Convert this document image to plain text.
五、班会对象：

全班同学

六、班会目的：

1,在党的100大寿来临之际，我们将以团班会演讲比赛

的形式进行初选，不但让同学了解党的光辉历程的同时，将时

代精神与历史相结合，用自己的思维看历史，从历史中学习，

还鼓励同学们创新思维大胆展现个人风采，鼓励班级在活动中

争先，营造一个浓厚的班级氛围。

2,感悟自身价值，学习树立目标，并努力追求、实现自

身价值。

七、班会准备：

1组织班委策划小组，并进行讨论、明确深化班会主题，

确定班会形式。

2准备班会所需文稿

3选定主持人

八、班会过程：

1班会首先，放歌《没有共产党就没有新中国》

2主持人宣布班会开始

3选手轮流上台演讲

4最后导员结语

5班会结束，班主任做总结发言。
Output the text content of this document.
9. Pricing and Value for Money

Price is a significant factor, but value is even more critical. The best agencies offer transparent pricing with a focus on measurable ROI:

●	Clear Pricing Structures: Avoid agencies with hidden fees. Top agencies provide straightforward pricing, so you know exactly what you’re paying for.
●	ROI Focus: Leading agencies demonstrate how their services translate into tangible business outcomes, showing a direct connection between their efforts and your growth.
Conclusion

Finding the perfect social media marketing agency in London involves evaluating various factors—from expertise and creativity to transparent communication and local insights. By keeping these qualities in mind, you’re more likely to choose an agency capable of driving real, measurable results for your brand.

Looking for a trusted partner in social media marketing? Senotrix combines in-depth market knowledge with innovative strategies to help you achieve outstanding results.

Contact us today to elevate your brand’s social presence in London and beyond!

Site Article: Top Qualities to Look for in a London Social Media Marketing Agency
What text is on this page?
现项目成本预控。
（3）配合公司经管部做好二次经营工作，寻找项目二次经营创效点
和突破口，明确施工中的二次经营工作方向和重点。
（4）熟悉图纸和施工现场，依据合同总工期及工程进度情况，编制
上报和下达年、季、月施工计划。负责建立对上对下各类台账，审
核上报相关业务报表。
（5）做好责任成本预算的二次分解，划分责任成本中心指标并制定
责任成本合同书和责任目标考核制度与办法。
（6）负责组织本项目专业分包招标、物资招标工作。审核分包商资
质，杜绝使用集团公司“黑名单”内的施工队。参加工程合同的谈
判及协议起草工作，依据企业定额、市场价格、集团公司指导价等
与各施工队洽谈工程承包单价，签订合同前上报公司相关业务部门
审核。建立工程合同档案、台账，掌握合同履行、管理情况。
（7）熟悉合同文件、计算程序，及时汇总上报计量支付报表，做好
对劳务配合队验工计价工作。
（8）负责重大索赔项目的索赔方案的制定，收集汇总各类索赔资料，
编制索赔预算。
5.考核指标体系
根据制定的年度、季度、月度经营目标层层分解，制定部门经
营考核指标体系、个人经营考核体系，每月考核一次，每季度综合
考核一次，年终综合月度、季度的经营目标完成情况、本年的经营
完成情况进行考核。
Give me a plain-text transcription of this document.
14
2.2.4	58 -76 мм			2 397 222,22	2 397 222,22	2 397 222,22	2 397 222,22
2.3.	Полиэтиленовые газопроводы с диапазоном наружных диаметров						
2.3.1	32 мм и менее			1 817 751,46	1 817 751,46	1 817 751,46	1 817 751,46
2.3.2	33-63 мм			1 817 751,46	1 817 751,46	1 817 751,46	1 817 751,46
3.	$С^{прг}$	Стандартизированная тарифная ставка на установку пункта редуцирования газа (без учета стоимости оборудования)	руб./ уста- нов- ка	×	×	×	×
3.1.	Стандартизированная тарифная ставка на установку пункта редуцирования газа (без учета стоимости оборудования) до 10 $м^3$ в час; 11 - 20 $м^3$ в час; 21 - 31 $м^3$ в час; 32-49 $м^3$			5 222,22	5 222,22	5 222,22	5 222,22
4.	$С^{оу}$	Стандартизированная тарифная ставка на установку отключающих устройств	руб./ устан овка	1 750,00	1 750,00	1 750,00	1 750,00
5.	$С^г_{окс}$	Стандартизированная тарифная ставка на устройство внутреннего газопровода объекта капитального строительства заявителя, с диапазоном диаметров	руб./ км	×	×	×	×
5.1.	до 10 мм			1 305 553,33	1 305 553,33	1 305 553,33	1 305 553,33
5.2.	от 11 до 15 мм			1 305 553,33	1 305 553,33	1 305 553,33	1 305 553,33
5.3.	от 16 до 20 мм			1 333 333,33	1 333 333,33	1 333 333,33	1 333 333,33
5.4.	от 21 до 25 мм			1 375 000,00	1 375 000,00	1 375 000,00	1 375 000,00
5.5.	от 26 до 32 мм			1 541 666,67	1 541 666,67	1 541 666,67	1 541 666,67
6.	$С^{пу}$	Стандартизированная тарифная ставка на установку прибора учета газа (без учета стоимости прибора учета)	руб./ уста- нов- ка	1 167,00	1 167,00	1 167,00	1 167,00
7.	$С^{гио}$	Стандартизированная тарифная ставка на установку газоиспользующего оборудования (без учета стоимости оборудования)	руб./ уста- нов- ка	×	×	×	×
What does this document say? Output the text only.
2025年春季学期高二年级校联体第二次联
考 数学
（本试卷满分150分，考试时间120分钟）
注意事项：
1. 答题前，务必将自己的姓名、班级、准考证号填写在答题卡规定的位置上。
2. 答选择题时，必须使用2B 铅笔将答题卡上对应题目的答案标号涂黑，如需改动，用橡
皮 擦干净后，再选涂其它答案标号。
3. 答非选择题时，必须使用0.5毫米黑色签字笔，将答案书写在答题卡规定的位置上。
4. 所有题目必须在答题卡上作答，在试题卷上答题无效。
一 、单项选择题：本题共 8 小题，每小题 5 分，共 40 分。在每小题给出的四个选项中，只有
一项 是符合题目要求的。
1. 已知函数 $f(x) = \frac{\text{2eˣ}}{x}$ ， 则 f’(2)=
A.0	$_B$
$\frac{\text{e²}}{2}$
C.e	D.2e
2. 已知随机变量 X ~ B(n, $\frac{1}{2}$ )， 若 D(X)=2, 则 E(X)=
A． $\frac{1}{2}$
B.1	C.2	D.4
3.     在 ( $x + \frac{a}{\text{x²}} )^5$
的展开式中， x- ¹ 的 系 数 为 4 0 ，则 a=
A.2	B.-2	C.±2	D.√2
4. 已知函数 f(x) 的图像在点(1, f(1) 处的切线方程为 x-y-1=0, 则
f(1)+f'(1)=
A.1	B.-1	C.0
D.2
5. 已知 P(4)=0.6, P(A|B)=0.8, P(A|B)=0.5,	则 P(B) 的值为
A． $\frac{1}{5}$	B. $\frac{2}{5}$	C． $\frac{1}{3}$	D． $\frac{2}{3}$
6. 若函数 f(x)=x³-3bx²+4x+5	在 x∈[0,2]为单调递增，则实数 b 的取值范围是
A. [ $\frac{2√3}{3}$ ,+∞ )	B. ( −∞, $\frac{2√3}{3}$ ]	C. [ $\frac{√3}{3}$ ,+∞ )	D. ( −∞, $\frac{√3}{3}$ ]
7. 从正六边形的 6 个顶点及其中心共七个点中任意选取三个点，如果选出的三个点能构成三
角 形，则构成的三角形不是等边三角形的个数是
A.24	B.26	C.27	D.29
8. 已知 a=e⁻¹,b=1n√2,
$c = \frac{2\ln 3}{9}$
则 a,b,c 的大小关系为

· · · ·

What is required: Give the number of lines in the listing above that hold the string "agencies", with nothing else.

Exercise output: 3